> What you need to do
Find every line in the records below that contains the word "GEFS", and copy each such line.

++++

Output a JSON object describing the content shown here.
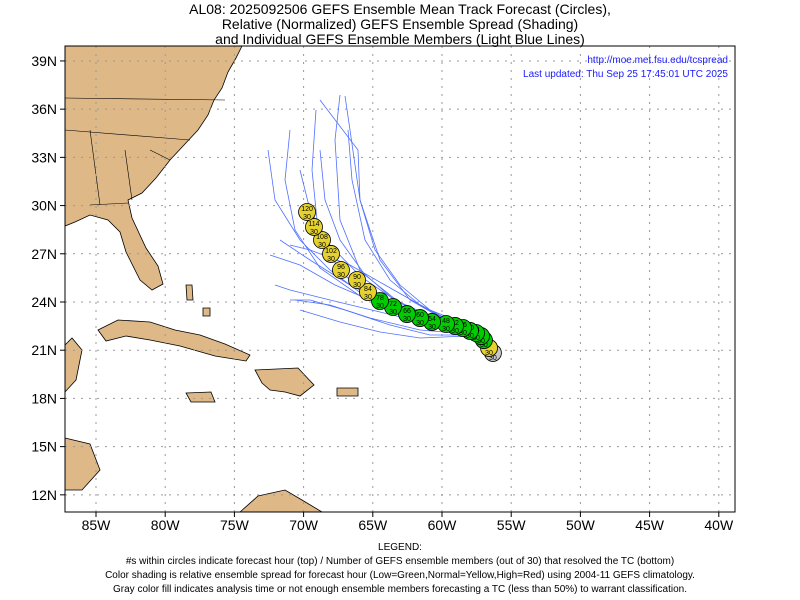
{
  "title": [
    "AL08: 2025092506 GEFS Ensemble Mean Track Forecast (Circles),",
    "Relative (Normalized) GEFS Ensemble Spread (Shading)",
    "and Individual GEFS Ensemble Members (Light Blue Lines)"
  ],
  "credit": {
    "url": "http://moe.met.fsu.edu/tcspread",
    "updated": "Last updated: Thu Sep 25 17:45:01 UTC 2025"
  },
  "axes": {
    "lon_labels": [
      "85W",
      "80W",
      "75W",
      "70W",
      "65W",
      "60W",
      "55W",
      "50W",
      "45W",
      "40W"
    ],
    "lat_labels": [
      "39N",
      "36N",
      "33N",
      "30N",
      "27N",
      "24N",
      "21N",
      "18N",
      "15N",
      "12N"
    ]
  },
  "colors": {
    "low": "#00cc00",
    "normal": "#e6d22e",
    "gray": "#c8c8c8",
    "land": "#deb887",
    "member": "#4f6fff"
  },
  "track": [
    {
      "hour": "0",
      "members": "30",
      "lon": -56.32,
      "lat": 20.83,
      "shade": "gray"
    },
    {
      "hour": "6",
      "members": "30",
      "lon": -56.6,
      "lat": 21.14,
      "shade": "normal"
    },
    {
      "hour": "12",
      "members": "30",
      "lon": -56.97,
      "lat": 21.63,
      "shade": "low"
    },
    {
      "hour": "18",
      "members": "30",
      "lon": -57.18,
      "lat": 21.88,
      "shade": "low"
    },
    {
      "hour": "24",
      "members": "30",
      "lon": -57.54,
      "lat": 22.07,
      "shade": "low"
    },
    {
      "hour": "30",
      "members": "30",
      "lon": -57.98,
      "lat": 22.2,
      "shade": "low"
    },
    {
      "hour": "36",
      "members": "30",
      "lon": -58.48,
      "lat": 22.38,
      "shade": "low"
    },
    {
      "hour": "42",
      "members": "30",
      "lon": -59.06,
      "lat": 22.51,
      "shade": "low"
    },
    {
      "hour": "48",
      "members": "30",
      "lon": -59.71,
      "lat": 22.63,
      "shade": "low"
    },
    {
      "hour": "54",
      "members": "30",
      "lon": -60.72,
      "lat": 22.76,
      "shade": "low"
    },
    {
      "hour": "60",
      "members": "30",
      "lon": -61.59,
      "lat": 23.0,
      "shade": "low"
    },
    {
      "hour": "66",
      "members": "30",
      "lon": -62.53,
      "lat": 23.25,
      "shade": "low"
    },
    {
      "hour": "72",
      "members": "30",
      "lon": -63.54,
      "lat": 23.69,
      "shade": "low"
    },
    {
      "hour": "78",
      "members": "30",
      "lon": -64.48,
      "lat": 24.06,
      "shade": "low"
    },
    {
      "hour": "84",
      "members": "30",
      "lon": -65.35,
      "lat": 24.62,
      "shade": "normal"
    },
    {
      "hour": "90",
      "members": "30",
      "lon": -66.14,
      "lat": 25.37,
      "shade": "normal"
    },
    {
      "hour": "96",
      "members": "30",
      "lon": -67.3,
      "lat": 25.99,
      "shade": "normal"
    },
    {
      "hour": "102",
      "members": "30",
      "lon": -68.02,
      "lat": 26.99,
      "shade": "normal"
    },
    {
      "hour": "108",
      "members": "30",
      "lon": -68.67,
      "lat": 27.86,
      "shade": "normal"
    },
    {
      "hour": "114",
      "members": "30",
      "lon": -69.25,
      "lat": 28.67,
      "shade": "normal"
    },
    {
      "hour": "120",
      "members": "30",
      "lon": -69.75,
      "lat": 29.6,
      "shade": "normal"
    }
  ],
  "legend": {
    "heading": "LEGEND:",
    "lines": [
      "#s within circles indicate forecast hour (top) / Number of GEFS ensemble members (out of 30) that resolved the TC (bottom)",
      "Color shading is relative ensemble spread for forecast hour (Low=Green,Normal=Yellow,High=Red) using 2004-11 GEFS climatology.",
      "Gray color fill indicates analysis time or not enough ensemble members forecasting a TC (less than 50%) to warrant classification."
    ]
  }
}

++++

> Answer to the problem
    "AL08: 2025092506 GEFS Ensemble Mean Track Forecast (Circles),",
    "Relative (Normalized) GEFS Ensemble Spread (Shading)",
    "and Individual GEFS Ensemble Members (Light Blue Lines)"
      "#s within circles indicate forecast hour (top) / Number of GEFS ensemble members (out of 30) that resolved the TC (bottom)",
      "Color shading is relative ensemble spread for forecast hour (Low=Green,Normal=Yellow,High=Red) using 2004-11 GEFS climatology.",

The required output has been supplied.